> Task to complete
Write the data out again, character for character, with no images.
══ Provided data ══
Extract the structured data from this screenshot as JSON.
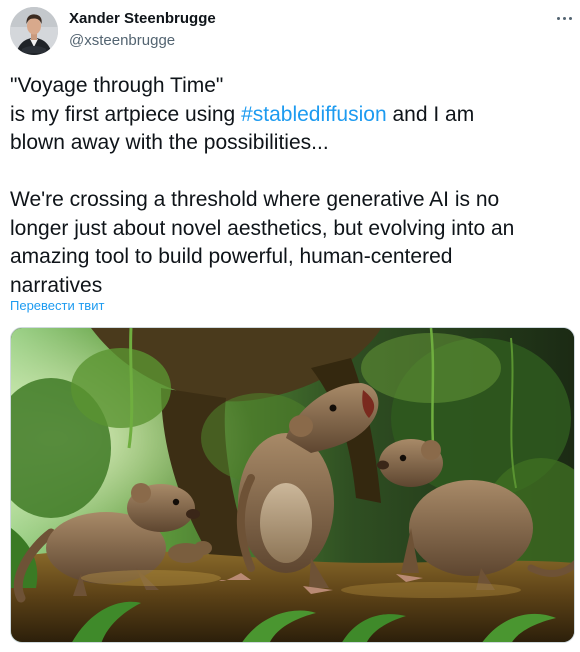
{
  "author": {
    "name": "Xander Steenbrugge",
    "handle": "@xsteenbrugge"
  },
  "tweet": {
    "line1": "\"Voyage through Time\"",
    "line2_before": "is my first artpiece using ",
    "hashtag": "#stablediffusion",
    "line2_after": " and I am",
    "line3": "blown away with the possibilities...",
    "line4": "We're crossing a threshold where generative AI is no",
    "line5": "longer just about novel aesthetics, but evolving into an",
    "line6": "amazing tool to build powerful, human-centered",
    "line7": "narratives"
  },
  "translate_label": "Перевести твит",
  "icons": {
    "more": "more-horizontal-icon"
  },
  "colors": {
    "link": "#1d9bf0",
    "text": "#0f1419",
    "secondary": "#536471"
  }
}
═══
> Exercise output
Extract the structured data from this screenshot as JSON.
{
  "author": {
    "name": "Xander Steenbrugge",
    "handle": "@xsteenbrugge"
  },
  "tweet": {
    "line1": "\"Voyage through Time\"",
    "line2_before": "is my first artpiece using ",
    "hashtag": "#stablediffusion",
    "line2_after": " and I am",
    "line3": "blown away with the possibilities...",
    "line4": "We're crossing a threshold where generative AI is no",
    "line5": "longer just about novel aesthetics, but evolving into an",
    "line6": "amazing tool to build powerful, human-centered",
    "line7": "narratives"
  },
  "translate_label": "Перевести твит",
  "icons": {
    "more": "more-horizontal-icon"
  },
  "colors": {
    "link": "#1d9bf0",
    "text": "#0f1419",
    "secondary": "#536471"
  }
}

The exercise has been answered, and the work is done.